(Records excerpted from a collection)
════════

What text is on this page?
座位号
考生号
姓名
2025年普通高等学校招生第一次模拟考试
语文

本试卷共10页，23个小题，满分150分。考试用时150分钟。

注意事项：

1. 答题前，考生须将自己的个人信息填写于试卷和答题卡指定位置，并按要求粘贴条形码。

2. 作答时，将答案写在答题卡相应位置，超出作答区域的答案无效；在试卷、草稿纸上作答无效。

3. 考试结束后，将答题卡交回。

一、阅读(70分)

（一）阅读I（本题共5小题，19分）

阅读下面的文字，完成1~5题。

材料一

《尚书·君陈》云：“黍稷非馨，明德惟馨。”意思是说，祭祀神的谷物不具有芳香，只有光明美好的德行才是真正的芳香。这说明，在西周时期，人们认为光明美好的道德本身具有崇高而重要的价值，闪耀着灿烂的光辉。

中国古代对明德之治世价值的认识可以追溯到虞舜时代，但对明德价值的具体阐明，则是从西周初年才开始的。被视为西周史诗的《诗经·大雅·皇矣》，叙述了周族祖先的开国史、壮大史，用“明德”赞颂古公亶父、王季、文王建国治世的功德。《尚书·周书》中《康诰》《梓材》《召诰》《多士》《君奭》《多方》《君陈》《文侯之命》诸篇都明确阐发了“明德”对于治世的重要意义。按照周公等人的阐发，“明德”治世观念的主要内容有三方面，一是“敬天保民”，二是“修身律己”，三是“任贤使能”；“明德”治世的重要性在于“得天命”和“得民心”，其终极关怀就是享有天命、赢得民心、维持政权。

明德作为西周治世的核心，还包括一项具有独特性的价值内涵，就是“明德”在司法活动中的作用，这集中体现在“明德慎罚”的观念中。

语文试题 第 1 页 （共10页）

════════

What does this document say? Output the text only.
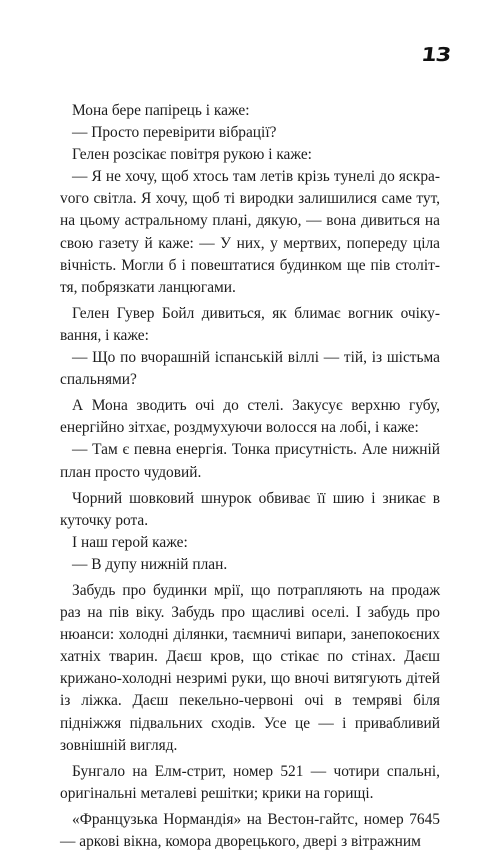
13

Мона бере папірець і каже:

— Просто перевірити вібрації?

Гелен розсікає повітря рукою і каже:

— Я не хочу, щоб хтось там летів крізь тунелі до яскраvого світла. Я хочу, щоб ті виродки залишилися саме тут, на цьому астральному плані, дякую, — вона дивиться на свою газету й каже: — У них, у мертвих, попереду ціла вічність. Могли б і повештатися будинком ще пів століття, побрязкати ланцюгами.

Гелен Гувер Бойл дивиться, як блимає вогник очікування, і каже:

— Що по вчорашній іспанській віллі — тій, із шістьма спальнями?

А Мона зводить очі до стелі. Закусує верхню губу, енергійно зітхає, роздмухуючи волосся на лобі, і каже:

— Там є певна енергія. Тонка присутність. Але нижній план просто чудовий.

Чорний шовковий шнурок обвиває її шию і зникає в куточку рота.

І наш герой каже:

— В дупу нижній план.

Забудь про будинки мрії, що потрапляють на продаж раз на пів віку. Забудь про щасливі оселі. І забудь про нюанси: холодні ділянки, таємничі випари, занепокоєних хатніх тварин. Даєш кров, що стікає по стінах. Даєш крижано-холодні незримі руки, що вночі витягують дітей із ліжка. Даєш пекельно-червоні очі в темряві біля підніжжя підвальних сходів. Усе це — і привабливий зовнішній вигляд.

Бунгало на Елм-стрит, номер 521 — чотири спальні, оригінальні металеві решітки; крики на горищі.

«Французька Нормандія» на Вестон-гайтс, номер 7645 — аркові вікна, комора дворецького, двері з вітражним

════════

• TASK GOAL: Scan the listing above and copy all lines containing the word "номер".

• PROBLEM SOLUTION:
Бунгало на Елм-стрит, номер 521 — чотири спальні, оригінальні металеві решітки; крики на горищі.
«Французька Нормандія» на Вестон-гайтс, номер 7645 — аркові вікна, комора дворецького, двері з вітражним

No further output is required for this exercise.